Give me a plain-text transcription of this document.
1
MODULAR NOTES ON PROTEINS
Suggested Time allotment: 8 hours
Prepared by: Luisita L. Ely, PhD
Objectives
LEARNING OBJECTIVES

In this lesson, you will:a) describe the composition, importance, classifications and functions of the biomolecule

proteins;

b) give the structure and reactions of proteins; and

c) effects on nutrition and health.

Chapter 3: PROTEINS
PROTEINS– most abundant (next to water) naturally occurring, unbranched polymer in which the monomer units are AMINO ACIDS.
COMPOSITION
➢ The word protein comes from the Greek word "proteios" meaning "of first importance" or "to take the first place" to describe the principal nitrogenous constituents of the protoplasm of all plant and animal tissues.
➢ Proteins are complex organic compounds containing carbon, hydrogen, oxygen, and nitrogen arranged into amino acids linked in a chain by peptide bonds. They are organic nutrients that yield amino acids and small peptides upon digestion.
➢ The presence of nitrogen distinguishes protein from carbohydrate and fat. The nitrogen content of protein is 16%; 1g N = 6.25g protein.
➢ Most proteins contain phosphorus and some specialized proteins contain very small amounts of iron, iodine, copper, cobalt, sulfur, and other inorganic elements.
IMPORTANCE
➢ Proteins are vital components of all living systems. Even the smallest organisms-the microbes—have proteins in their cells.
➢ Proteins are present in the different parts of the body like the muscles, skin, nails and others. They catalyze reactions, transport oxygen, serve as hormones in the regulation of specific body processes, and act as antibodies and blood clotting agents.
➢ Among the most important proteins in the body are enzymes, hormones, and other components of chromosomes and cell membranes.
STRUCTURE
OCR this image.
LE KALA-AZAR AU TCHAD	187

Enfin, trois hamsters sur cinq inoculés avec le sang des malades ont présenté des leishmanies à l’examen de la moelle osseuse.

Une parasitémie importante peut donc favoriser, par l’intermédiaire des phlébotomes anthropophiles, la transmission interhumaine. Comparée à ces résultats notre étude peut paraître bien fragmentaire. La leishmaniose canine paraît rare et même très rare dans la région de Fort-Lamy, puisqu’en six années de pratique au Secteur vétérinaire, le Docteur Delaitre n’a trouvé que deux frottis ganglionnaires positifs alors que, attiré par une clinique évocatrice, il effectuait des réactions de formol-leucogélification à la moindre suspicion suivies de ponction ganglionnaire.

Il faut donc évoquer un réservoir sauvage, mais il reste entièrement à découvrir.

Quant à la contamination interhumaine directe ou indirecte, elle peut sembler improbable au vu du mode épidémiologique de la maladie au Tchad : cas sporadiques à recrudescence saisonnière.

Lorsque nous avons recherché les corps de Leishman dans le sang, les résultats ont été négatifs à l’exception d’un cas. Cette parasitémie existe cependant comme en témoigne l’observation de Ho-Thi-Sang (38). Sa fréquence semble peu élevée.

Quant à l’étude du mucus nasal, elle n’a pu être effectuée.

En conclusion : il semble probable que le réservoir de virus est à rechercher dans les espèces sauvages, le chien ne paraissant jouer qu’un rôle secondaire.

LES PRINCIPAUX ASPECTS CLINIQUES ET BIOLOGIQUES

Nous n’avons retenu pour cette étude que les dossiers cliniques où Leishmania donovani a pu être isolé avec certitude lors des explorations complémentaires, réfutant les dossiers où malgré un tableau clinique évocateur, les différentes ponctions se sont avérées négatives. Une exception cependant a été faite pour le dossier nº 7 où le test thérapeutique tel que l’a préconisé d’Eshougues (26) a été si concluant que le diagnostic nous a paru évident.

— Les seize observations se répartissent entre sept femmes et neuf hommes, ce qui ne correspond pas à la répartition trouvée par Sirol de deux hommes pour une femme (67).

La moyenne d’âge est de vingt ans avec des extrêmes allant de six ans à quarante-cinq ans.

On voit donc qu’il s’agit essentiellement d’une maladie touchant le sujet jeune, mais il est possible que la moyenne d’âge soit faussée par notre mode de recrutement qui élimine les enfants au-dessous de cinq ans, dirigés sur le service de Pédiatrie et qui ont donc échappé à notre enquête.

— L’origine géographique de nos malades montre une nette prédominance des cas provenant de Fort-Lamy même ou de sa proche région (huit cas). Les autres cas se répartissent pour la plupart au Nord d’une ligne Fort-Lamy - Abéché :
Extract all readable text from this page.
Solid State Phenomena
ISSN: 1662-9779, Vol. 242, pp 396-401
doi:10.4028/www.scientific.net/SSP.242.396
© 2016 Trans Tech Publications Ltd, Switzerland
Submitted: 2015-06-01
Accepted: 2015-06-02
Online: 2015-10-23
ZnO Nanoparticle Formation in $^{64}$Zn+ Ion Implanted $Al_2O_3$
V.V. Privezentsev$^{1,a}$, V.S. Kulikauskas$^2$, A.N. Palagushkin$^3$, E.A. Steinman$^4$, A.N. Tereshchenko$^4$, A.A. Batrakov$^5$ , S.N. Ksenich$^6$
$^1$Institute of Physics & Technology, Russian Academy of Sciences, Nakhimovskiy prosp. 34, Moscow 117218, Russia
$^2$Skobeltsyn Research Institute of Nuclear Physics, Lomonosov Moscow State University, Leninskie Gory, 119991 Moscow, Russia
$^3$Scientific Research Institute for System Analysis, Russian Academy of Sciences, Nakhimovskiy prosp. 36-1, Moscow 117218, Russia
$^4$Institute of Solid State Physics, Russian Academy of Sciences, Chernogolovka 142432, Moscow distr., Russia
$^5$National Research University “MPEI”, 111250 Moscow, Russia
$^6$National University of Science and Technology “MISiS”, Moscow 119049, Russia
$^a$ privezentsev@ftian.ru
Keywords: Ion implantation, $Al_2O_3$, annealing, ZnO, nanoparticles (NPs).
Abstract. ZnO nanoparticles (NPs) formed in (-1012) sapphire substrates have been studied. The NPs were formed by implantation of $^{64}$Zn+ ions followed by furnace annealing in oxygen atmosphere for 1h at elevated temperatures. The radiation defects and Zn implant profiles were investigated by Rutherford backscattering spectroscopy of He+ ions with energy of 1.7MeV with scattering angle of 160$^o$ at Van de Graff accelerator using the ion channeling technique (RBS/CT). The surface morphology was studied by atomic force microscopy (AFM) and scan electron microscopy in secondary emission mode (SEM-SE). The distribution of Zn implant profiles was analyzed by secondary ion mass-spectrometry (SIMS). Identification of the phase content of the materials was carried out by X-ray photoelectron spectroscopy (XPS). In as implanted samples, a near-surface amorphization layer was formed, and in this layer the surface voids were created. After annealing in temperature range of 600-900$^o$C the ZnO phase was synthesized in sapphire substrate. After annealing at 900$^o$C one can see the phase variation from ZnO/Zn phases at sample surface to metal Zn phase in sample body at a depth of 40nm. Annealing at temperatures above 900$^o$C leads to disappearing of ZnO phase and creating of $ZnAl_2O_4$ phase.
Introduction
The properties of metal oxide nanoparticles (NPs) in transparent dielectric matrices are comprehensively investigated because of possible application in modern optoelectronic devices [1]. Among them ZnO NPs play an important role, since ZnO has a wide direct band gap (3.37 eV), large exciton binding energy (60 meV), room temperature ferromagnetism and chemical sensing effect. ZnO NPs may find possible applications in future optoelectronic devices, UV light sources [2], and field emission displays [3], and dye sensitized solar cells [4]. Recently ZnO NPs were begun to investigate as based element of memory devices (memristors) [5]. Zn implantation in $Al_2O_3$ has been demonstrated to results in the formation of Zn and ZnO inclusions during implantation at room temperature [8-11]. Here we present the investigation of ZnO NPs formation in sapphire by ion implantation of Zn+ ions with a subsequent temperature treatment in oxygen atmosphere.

+--

What you are asked to do:
Reproduce each entry above without a single difference.

Exercise response:
Give me a plain-text transcription of this document.
1
MODULAR NOTES ON PROTEINS
Suggested Time allotment: 8 hours
Prepared by: Luisita L. Ely, PhD
Objectives
LEARNING OBJECTIVES

In this lesson, you will:a) describe the composition, importance, classifications and functions of the biomolecule

proteins;

b) give the structure and reactions of proteins; and

c) effects on nutrition and health.

Chapter 3: PROTEINS
PROTEINS– most abundant (next to water) naturally occurring, unbranched polymer in which the monomer units are AMINO ACIDS.
COMPOSITION
➢ The word protein comes from the Greek word "proteios" meaning "of first importance" or "to take the first place" to describe the principal nitrogenous constituents of the protoplasm of all plant and animal tissues.
➢ Proteins are complex organic compounds containing carbon, hydrogen, oxygen, and nitrogen arranged into amino acids linked in a chain by peptide bonds. They are organic nutrients that yield amino acids and small peptides upon digestion.
➢ The presence of nitrogen distinguishes protein from carbohydrate and fat. The nitrogen content of protein is 16%; 1g N = 6.25g protein.
➢ Most proteins contain phosphorus and some specialized proteins contain very small amounts of iron, iodine, copper, cobalt, sulfur, and other inorganic elements.
IMPORTANCE
➢ Proteins are vital components of all living systems. Even the smallest organisms-the microbes—have proteins in their cells.
➢ Proteins are present in the different parts of the body like the muscles, skin, nails and others. They catalyze reactions, transport oxygen, serve as hormones in the regulation of specific body processes, and act as antibodies and blood clotting agents.
➢ Among the most important proteins in the body are enzymes, hormones, and other components of chromosomes and cell membranes.
STRUCTURE
OCR this image.
LE KALA-AZAR AU TCHAD	187

Enfin, trois hamsters sur cinq inoculés avec le sang des malades ont présenté des leishmanies à l’examen de la moelle osseuse.

Une parasitémie importante peut donc favoriser, par l’intermédiaire des phlébotomes anthropophiles, la transmission interhumaine. Comparée à ces résultats notre étude peut paraître bien fragmentaire. La leishmaniose canine paraît rare et même très rare dans la région de Fort-Lamy, puisqu’en six années de pratique au Secteur vétérinaire, le Docteur Delaitre n’a trouvé que deux frottis ganglionnaires positifs alors que, attiré par une clinique évocatrice, il effectuait des réactions de formol-leucogélification à la moindre suspicion suivies de ponction ganglionnaire.

Il faut donc évoquer un réservoir sauvage, mais il reste entièrement à découvrir.

Quant à la contamination interhumaine directe ou indirecte, elle peut sembler improbable au vu du mode épidémiologique de la maladie au Tchad : cas sporadiques à recrudescence saisonnière.

Lorsque nous avons recherché les corps de Leishman dans le sang, les résultats ont été négatifs à l’exception d’un cas. Cette parasitémie existe cependant comme en témoigne l’observation de Ho-Thi-Sang (38). Sa fréquence semble peu élevée.

Quant à l’étude du mucus nasal, elle n’a pu être effectuée.

En conclusion : il semble probable que le réservoir de virus est à rechercher dans les espèces sauvages, le chien ne paraissant jouer qu’un rôle secondaire.

LES PRINCIPAUX ASPECTS CLINIQUES ET BIOLOGIQUES

Nous n’avons retenu pour cette étude que les dossiers cliniques où Leishmania donovani a pu être isolé avec certitude lors des explorations complémentaires, réfutant les dossiers où malgré un tableau clinique évocateur, les différentes ponctions se sont avérées négatives. Une exception cependant a été faite pour le dossier nº 7 où le test thérapeutique tel que l’a préconisé d’Eshougues (26) a été si concluant que le diagnostic nous a paru évident.

— Les seize observations se répartissent entre sept femmes et neuf hommes, ce qui ne correspond pas à la répartition trouvée par Sirol de deux hommes pour une femme (67).

La moyenne d’âge est de vingt ans avec des extrêmes allant de six ans à quarante-cinq ans.

On voit donc qu’il s’agit essentiellement d’une maladie touchant le sujet jeune, mais il est possible que la moyenne d’âge soit faussée par notre mode de recrutement qui élimine les enfants au-dessous de cinq ans, dirigés sur le service de Pédiatrie et qui ont donc échappé à notre enquête.

— L’origine géographique de nos malades montre une nette prédominance des cas provenant de Fort-Lamy même ou de sa proche région (huit cas). Les autres cas se répartissent pour la plupart au Nord d’une ligne Fort-Lamy - Abéché :
Extract all readable text from this page.
Solid State Phenomena
ISSN: 1662-9779, Vol. 242, pp 396-401
doi:10.4028/www.scientific.net/SSP.242.396
© 2016 Trans Tech Publications Ltd, Switzerland
Submitted: 2015-06-01
Accepted: 2015-06-02
Online: 2015-10-23
ZnO Nanoparticle Formation in $^{64}$Zn+ Ion Implanted $Al_2O_3$
V.V. Privezentsev$^{1,a}$, V.S. Kulikauskas$^2$, A.N. Palagushkin$^3$, E.A. Steinman$^4$, A.N. Tereshchenko$^4$, A.A. Batrakov$^5$ , S.N. Ksenich$^6$
$^1$Institute of Physics & Technology, Russian Academy of Sciences, Nakhimovskiy prosp. 34, Moscow 117218, Russia
$^2$Skobeltsyn Research Institute of Nuclear Physics, Lomonosov Moscow State University, Leninskie Gory, 119991 Moscow, Russia
$^3$Scientific Research Institute for System Analysis, Russian Academy of Sciences, Nakhimovskiy prosp. 36-1, Moscow 117218, Russia
$^4$Institute of Solid State Physics, Russian Academy of Sciences, Chernogolovka 142432, Moscow distr., Russia
$^5$National Research University “MPEI”, 111250 Moscow, Russia
$^6$National University of Science and Technology “MISiS”, Moscow 119049, Russia
$^a$ privezentsev@ftian.ru
Keywords: Ion implantation, $Al_2O_3$, annealing, ZnO, nanoparticles (NPs).
Abstract. ZnO nanoparticles (NPs) formed in (-1012) sapphire substrates have been studied. The NPs were formed by implantation of $^{64}$Zn+ ions followed by furnace annealing in oxygen atmosphere for 1h at elevated temperatures. The radiation defects and Zn implant profiles were investigated by Rutherford backscattering spectroscopy of He+ ions with energy of 1.7MeV with scattering angle of 160$^o$ at Van de Graff accelerator using the ion channeling technique (RBS/CT). The surface morphology was studied by atomic force microscopy (AFM) and scan electron microscopy in secondary emission mode (SEM-SE). The distribution of Zn implant profiles was analyzed by secondary ion mass-spectrometry (SIMS). Identification of the phase content of the materials was carried out by X-ray photoelectron spectroscopy (XPS). In as implanted samples, a near-surface amorphization layer was formed, and in this layer the surface voids were created. After annealing in temperature range of 600-900$^o$C the ZnO phase was synthesized in sapphire substrate. After annealing at 900$^o$C one can see the phase variation from ZnO/Zn phases at sample surface to metal Zn phase in sample body at a depth of 40nm. Annealing at temperatures above 900$^o$C leads to disappearing of ZnO phase and creating of $ZnAl_2O_4$ phase.
Introduction
The properties of metal oxide nanoparticles (NPs) in transparent dielectric matrices are comprehensively investigated because of possible application in modern optoelectronic devices [1]. Among them ZnO NPs play an important role, since ZnO has a wide direct band gap (3.37 eV), large exciton binding energy (60 meV), room temperature ferromagnetism and chemical sensing effect. ZnO NPs may find possible applications in future optoelectronic devices, UV light sources [2], and field emission displays [3], and dye sensitized solar cells [4]. Recently ZnO NPs were begun to investigate as based element of memory devices (memristors) [5]. Zn implantation in $Al_2O_3$ has been demonstrated to results in the formation of Zn and ZnO inclusions during implantation at room temperature [8-11]. Here we present the investigation of ZnO NPs formation in sapphire by ion implantation of Zn+ ions with a subsequent temperature treatment in oxygen atmosphere.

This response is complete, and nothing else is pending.